> _Given request_: Wherever the word "Extract" shows up in a line, please copy that line.

> _Stored data entries_:
--- Start ---
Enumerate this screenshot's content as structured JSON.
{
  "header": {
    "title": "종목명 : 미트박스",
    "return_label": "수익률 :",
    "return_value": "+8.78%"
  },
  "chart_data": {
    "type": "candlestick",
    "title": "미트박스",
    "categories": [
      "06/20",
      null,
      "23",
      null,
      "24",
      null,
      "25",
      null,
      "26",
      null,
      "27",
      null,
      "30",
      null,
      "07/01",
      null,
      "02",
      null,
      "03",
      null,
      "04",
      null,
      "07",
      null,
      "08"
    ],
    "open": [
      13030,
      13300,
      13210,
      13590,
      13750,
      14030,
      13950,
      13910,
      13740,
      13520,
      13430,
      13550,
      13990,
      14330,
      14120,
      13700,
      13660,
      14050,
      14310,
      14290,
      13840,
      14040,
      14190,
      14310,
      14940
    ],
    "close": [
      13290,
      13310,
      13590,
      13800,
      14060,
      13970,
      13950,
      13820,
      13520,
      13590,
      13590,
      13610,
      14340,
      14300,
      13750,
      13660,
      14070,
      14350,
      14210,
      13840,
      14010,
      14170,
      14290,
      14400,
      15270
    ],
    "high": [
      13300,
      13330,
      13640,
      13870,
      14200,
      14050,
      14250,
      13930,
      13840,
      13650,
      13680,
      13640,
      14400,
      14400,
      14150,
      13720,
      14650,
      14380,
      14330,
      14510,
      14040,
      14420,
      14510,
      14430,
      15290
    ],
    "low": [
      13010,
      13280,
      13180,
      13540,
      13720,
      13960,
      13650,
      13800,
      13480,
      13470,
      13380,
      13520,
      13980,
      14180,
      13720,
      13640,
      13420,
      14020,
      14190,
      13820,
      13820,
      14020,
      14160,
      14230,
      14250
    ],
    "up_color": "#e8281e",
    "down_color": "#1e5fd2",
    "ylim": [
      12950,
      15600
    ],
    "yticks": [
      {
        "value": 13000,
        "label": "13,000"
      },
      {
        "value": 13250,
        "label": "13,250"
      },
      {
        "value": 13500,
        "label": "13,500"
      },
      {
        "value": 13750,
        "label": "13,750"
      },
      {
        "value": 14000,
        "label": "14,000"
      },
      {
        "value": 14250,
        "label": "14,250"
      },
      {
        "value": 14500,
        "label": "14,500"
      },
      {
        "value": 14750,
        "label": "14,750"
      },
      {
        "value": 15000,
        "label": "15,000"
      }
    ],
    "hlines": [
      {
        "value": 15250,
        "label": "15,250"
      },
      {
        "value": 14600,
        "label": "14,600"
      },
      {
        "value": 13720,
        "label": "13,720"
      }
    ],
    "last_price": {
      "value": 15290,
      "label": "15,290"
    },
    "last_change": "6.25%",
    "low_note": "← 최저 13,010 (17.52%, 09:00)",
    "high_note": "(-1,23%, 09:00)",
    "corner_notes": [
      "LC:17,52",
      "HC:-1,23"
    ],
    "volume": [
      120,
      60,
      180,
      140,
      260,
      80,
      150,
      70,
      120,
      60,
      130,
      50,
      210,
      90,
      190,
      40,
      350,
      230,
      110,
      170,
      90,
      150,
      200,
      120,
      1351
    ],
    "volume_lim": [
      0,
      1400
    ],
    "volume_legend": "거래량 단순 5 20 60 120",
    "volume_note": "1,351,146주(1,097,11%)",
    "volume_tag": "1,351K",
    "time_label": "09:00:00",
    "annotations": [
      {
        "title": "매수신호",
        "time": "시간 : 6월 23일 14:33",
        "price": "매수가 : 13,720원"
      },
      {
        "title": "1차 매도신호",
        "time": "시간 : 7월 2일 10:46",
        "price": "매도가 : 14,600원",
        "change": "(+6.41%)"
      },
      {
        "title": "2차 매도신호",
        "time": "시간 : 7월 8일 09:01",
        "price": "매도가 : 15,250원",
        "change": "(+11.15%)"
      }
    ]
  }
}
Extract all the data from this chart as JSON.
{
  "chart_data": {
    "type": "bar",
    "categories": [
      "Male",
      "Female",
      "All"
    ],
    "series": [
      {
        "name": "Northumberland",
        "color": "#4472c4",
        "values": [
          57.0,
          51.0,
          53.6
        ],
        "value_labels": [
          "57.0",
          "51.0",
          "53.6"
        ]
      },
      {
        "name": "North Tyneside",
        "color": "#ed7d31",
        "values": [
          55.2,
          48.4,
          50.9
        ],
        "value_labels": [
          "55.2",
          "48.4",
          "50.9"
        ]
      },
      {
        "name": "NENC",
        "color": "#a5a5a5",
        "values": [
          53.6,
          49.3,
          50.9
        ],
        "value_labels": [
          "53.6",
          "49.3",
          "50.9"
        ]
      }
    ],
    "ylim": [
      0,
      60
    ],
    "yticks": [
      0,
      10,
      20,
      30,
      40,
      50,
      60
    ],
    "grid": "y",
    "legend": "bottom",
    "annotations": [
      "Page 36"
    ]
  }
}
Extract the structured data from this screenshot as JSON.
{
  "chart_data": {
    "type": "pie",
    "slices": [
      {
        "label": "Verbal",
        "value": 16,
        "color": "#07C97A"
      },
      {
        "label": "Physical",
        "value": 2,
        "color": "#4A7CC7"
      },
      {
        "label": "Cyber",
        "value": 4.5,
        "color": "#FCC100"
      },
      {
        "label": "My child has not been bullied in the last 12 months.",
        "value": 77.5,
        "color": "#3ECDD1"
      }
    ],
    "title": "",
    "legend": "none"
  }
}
--- End ---
> _Final result_:
Extract all the data from this chart as JSON.
Extract the structured data from this screenshot as JSON.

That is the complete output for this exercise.